● Prompt:
The records are to be restated in their entirety, word for word.

● Data for this exercise:
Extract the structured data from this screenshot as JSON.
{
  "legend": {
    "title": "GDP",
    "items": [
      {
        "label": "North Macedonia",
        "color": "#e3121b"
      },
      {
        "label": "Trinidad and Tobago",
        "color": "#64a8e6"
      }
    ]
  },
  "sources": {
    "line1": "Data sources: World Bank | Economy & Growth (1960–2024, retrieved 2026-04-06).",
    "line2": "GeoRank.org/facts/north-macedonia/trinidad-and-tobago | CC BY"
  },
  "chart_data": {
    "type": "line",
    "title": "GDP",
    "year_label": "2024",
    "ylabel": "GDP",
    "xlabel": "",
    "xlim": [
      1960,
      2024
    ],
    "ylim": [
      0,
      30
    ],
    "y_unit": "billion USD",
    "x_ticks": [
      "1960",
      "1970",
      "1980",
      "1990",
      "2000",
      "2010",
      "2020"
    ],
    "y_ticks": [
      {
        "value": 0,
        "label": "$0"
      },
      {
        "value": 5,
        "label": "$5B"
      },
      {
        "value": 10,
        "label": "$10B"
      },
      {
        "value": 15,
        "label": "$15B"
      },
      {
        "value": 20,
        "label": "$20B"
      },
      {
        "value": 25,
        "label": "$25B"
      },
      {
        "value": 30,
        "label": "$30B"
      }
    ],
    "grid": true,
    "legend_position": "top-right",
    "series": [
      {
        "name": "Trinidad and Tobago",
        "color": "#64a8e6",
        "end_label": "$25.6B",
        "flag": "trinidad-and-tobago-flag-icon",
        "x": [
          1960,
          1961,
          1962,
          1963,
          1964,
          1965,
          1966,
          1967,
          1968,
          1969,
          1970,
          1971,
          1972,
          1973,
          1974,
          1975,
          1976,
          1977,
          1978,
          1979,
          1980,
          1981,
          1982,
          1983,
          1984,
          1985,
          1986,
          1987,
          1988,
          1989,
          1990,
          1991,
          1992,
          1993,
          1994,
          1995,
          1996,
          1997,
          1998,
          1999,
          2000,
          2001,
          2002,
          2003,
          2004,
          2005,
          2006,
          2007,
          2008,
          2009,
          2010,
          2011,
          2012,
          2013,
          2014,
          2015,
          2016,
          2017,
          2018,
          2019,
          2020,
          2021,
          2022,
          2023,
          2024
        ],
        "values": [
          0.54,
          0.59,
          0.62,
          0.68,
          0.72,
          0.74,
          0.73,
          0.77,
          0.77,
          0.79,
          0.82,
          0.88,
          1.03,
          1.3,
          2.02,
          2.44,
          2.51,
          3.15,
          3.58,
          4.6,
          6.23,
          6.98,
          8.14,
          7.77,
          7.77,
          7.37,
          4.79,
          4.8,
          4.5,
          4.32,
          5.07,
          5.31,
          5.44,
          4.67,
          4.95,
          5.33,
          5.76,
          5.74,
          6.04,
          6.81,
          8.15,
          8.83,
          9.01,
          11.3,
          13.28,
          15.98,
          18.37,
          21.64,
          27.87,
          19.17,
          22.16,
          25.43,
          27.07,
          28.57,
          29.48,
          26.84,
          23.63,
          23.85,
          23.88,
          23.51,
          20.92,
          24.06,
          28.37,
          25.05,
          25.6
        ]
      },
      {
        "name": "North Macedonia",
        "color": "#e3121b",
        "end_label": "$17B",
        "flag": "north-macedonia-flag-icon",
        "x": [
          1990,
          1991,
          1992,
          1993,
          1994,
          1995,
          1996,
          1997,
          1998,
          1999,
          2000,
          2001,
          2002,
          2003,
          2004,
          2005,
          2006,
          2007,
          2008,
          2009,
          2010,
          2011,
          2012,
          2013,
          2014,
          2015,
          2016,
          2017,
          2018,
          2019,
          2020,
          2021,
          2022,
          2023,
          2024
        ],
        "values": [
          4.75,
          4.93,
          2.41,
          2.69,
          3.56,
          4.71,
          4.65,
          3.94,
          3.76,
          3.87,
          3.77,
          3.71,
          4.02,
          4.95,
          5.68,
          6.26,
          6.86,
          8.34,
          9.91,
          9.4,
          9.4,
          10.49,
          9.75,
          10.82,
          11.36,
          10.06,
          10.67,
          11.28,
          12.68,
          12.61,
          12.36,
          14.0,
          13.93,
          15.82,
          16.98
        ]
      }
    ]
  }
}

● Complete output:
Extract the structured data from this screenshot as JSON.
{
  "legend": {
    "title": "GDP",
    "items": [
      {
        "label": "North Macedonia",
        "color": "#e3121b"
      },
      {
        "label": "Trinidad and Tobago",
        "color": "#64a8e6"
      }
    ]
  },
  "sources": {
    "line1": "Data sources: World Bank | Economy & Growth (1960–2024, retrieved 2026-04-06).",
    "line2": "GeoRank.org/facts/north-macedonia/trinidad-and-tobago | CC BY"
  },
  "chart_data": {
    "type": "line",
    "title": "GDP",
    "year_label": "2024",
    "ylabel": "GDP",
    "xlabel": "",
    "xlim": [
      1960,
      2024
    ],
    "ylim": [
      0,
      30
    ],
    "y_unit": "billion USD",
    "x_ticks": [
      "1960",
      "1970",
      "1980",
      "1990",
      "2000",
      "2010",
      "2020"
    ],
    "y_ticks": [
      {
        "value": 0,
        "label": "$0"
      },
      {
        "value": 5,
        "label": "$5B"
      },
      {
        "value": 10,
        "label": "$10B"
      },
      {
        "value": 15,
        "label": "$15B"
      },
      {
        "value": 20,
        "label": "$20B"
      },
      {
        "value": 25,
        "label": "$25B"
      },
      {
        "value": 30,
        "label": "$30B"
      }
    ],
    "grid": true,
    "legend_position": "top-right",
    "series": [
      {
        "name": "Trinidad and Tobago",
        "color": "#64a8e6",
        "end_label": "$25.6B",
        "flag": "trinidad-and-tobago-flag-icon",
        "x": [
          1960,
          1961,
          1962,
          1963,
          1964,
          1965,
          1966,
          1967,
          1968,
          1969,
          1970,
          1971,
          1972,
          1973,
          1974,
          1975,
          1976,
          1977,
          1978,
          1979,
          1980,
          1981,
          1982,
          1983,
          1984,
          1985,
          1986,
          1987,
          1988,
          1989,
          1990,
          1991,
          1992,
          1993,
          1994,
          1995,
          1996,
          1997,
          1998,
          1999,
          2000,
          2001,
          2002,
          2003,
          2004,
          2005,
          2006,
          2007,
          2008,
          2009,
          2010,
          2011,
          2012,
          2013,
          2014,
          2015,
          2016,
          2017,
          2018,
          2019,
          2020,
          2021,
          2022,
          2023,
          2024
        ],
        "values": [
          0.54,
          0.59,
          0.62,
          0.68,
          0.72,
          0.74,
          0.73,
          0.77,
          0.77,
          0.79,
          0.82,
          0.88,
          1.03,
          1.3,
          2.02,
          2.44,
          2.51,
          3.15,
          3.58,
          4.6,
          6.23,
          6.98,
          8.14,
          7.77,
          7.77,
          7.37,
          4.79,
          4.8,
          4.5,
          4.32,
          5.07,
          5.31,
          5.44,
          4.67,
          4.95,
          5.33,
          5.76,
          5.74,
          6.04,
          6.81,
          8.15,
          8.83,
          9.01,
          11.3,
          13.28,
          15.98,
          18.37,
          21.64,
          27.87,
          19.17,
          22.16,
          25.43,
          27.07,
          28.57,
          29.48,
          26.84,
          23.63,
          23.85,
          23.88,
          23.51,
          20.92,
          24.06,
          28.37,
          25.05,
          25.6
        ]
      },
      {
        "name": "North Macedonia",
        "color": "#e3121b",
        "end_label": "$17B",
        "flag": "north-macedonia-flag-icon",
        "x": [
          1990,
          1991,
          1992,
          1993,
          1994,
          1995,
          1996,
          1997,
          1998,
          1999,
          2000,
          2001,
          2002,
          2003,
          2004,
          2005,
          2006,
          2007,
          2008,
          2009,
          2010,
          2011,
          2012,
          2013,
          2014,
          2015,
          2016,
          2017,
          2018,
          2019,
          2020,
          2021,
          2022,
          2023,
          2024
        ],
        "values": [
          4.75,
          4.93,
          2.41,
          2.69,
          3.56,
          4.71,
          4.65,
          3.94,
          3.76,
          3.87,
          3.77,
          3.71,
          4.02,
          4.95,
          5.68,
          6.26,
          6.86,
          8.34,
          9.91,
          9.4,
          9.4,
          10.49,
          9.75,
          10.82,
          11.36,
          10.06,
          10.67,
          11.28,
          12.68,
          12.61,
          12.36,
          14.0,
          13.93,
          15.82,
          16.98
        ]
      }
    ]
  }
}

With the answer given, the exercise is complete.